PROBLEMS TO SOLVE:
[1] According to the post about cholinesterase inhibitors, what kind of drug is pyridostigmine?
[2] Copy everything in the post about cholinesterase inhibitors from "One of the last" down to "I to pyridostigmine.", replacing "mice" with "rats".

TEXT UNDER STUDY:
>>

This article is so confusing it's funny, but I think they are answering my probing question about AD and PD taking cholinesterase inhibitors.
I think this article says that when anti-cholinesterase drugs [Aricept] are given to a person with a cholinesterase deficiency [polymorphism? gene?] it can cause it to overexpress the enzyme, resulting in pools of extra enzyme.

Researchers who are multi lingual and speak this language feel free to add.

http://hmg.oxfordjournals.org/cgi/content/full/9/9/1273

One of the last sentences says,

"To conclude, this polymorphism, identifies a new HNF3-binding enhancer domain important for AChE expression. Heterozygosity for the deletion is manifested as constitutive overproduction of AChE;

such overproduction, which increases the susceptibility to acute anti-AChE exposures in mice, [ surely this increases acetylcholine?] is likely to be the cause of the hypersensitivity of proband I to pyridostigmine.

pyridostigmine is anticholinesterase [like Aricept]

The proposed link between this mutation and the hypersensitivity points to carriers of this allele [gene?]as individuals at risk of developing adverse responses under treatment with or exposure to anti-AChEs, which is important in view of the increasing use of anti-AChEs as Alzheimer’s disease drugs (11).

<<

RECORD SET:
>>

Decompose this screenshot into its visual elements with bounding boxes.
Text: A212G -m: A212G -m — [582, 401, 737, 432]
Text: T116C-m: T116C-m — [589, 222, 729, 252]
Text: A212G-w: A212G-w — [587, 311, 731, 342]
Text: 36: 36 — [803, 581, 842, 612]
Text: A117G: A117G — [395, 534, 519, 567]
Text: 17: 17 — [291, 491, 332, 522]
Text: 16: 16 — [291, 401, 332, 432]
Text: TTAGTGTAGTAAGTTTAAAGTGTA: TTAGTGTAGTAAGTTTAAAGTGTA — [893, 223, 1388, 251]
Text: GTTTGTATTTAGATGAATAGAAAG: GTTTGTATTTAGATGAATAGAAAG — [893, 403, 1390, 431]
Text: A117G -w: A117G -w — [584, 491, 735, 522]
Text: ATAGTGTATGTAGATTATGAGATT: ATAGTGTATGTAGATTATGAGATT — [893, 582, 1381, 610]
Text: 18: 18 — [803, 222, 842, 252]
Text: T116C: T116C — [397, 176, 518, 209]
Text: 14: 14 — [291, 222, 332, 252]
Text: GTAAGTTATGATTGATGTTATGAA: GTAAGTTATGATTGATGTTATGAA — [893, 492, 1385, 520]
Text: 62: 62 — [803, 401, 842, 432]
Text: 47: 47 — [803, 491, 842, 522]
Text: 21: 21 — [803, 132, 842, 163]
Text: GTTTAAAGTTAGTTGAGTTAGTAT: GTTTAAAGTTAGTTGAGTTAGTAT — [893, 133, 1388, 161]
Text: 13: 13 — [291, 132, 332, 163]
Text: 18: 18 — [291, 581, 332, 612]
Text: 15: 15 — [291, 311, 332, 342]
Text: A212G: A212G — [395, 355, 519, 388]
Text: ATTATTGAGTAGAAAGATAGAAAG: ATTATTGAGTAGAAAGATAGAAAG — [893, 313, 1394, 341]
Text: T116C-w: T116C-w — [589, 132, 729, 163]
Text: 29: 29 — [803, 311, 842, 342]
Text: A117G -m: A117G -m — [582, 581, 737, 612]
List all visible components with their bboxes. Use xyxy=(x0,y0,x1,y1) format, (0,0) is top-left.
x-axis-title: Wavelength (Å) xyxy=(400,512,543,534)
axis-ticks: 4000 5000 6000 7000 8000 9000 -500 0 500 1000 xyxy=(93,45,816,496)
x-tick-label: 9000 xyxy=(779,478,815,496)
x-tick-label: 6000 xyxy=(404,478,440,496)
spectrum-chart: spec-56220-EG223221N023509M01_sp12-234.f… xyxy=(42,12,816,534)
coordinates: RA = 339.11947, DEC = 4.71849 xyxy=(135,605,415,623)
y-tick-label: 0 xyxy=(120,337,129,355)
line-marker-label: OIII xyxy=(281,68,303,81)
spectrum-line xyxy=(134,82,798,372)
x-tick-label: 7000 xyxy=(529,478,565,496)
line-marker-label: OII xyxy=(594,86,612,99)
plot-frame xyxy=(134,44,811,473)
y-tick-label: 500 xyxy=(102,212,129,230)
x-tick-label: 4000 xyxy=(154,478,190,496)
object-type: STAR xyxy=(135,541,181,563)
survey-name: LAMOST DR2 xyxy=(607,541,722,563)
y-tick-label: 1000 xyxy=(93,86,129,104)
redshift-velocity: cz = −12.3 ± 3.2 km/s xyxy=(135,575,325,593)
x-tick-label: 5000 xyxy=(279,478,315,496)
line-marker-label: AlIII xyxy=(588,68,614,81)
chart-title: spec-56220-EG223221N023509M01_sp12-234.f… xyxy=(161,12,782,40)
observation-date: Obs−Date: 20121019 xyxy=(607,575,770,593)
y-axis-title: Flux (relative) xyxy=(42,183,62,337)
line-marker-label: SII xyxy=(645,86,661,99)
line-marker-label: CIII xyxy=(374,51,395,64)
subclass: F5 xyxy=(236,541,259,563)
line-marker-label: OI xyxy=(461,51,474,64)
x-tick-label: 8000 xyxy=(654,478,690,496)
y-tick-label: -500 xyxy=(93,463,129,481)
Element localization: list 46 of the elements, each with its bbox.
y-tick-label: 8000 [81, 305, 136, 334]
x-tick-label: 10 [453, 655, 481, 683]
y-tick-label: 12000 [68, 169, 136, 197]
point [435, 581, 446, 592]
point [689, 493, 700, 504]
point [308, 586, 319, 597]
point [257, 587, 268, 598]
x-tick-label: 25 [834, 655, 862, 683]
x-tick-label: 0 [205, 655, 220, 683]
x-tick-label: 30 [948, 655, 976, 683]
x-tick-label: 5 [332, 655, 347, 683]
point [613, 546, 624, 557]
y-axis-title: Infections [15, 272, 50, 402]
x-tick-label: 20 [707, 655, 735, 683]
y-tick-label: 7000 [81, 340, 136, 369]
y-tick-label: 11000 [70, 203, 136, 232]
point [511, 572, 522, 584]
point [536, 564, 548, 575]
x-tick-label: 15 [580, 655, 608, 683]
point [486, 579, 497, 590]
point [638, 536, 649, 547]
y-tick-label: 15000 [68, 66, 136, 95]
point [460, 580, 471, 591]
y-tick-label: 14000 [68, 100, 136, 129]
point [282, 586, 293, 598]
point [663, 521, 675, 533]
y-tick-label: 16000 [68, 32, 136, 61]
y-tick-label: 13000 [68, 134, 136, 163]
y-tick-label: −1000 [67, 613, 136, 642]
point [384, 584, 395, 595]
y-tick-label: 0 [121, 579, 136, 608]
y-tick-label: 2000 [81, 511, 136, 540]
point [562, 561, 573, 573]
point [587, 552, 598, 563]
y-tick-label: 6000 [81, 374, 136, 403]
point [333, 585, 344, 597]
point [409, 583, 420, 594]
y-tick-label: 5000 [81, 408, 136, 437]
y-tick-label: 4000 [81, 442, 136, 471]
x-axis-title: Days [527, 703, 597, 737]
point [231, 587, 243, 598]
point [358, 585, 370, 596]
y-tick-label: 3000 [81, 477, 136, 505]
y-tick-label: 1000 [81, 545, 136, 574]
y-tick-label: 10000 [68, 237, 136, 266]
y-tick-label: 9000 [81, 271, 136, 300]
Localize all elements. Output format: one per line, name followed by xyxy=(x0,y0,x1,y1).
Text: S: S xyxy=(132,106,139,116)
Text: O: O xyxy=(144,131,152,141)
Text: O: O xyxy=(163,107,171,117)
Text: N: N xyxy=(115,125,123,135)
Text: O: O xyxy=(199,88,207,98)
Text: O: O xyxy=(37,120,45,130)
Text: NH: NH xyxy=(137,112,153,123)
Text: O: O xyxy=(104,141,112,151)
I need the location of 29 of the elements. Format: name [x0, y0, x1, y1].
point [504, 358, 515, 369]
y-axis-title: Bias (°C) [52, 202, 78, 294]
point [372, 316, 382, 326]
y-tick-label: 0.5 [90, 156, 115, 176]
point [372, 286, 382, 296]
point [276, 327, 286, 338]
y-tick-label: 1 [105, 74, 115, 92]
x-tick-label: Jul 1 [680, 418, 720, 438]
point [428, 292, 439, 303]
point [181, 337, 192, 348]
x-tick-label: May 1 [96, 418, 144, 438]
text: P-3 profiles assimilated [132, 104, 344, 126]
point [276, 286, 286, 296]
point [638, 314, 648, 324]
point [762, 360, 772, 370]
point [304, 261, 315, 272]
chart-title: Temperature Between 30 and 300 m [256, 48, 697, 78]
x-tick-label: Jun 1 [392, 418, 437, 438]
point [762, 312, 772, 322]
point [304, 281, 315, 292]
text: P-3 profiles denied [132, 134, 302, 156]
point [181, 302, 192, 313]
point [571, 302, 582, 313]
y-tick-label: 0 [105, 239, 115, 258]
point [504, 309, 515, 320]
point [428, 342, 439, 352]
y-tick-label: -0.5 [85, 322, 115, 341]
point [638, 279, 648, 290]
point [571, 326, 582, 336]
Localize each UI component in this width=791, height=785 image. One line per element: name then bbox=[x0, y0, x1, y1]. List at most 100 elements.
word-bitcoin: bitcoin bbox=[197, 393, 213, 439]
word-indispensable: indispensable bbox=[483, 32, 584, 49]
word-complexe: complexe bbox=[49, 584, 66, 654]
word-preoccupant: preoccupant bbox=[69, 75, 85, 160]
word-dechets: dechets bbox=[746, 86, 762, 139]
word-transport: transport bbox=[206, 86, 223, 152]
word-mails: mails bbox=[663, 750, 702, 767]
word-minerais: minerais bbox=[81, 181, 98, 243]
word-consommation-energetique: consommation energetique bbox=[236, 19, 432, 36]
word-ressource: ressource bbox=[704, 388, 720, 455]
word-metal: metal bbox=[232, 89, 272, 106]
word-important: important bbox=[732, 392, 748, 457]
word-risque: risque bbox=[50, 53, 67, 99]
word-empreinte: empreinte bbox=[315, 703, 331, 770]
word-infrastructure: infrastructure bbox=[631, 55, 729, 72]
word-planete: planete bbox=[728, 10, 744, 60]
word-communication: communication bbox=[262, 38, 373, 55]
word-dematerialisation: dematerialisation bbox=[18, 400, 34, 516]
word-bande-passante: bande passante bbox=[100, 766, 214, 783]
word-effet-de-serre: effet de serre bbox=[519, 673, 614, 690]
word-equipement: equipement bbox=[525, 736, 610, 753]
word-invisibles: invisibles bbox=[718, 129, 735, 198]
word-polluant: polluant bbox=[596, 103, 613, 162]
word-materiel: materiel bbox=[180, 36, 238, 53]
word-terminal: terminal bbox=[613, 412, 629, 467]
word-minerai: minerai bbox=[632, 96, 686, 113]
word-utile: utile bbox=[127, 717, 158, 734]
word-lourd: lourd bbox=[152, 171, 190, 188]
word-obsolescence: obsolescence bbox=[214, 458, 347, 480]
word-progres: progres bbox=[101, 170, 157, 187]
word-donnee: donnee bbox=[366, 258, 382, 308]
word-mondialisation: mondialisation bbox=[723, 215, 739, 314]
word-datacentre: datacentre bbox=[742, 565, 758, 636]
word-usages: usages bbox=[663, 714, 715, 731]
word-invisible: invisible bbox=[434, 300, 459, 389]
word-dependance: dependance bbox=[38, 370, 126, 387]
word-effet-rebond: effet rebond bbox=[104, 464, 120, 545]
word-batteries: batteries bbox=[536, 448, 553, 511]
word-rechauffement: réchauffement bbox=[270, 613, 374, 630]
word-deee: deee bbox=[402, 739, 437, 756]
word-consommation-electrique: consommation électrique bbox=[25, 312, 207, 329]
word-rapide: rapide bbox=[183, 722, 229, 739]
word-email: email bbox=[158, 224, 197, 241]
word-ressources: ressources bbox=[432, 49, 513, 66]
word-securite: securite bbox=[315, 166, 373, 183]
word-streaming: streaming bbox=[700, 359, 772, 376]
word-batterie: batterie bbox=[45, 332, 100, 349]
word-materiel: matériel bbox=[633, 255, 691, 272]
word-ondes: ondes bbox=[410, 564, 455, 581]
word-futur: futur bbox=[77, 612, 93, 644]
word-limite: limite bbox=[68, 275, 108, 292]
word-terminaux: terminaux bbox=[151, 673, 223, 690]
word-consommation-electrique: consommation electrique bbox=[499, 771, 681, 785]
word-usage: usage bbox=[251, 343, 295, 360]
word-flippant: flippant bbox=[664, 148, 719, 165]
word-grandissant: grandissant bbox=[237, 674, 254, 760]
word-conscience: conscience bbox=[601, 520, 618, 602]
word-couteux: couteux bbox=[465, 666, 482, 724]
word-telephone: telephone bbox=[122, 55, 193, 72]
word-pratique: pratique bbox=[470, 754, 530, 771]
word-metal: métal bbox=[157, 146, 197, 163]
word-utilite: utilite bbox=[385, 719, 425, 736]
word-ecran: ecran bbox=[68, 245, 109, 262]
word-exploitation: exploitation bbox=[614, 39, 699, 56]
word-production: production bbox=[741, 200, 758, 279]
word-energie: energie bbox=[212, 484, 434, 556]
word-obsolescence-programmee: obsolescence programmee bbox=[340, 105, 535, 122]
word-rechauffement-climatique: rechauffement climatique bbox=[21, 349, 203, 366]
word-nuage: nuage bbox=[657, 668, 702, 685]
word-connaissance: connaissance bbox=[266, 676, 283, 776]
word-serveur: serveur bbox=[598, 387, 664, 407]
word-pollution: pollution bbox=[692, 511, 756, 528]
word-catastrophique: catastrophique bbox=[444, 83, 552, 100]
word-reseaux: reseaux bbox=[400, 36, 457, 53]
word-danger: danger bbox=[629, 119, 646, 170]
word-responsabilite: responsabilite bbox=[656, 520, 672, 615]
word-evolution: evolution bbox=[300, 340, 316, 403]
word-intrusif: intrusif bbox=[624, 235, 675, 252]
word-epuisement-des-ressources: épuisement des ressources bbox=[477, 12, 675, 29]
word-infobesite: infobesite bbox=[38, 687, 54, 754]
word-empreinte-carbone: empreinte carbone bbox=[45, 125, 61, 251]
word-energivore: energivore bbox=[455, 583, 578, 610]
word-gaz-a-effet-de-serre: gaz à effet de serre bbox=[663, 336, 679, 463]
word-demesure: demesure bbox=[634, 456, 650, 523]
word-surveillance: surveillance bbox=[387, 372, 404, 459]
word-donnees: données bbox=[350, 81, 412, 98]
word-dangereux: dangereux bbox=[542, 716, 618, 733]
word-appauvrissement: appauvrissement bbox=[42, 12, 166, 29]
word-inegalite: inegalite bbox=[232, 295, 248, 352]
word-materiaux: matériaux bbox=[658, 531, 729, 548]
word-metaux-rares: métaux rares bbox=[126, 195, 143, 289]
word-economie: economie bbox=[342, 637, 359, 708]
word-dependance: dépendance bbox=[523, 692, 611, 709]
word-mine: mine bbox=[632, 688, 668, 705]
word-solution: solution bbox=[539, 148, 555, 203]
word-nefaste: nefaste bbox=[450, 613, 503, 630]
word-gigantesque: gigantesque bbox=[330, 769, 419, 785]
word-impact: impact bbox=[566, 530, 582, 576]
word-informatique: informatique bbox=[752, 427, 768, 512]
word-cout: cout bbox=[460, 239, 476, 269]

<<

ANSWER SET:
[1] An anticholinesterase, like Aricept.

[2]
One of the last sentences says,

"To conclude, this polymorphism, identifies a new HNF3-binding enhancer domain important for AChE expression. Heterozygosity for the deletion is manifested as constitutive overproduction of AChE;

such overproduction, which increases the susceptibility to acute anti-AChE exposures in rats, [ surely this increases acetylcholine?] is likely to be the cause of the hypersensitivity of proband I to pyridostigmine.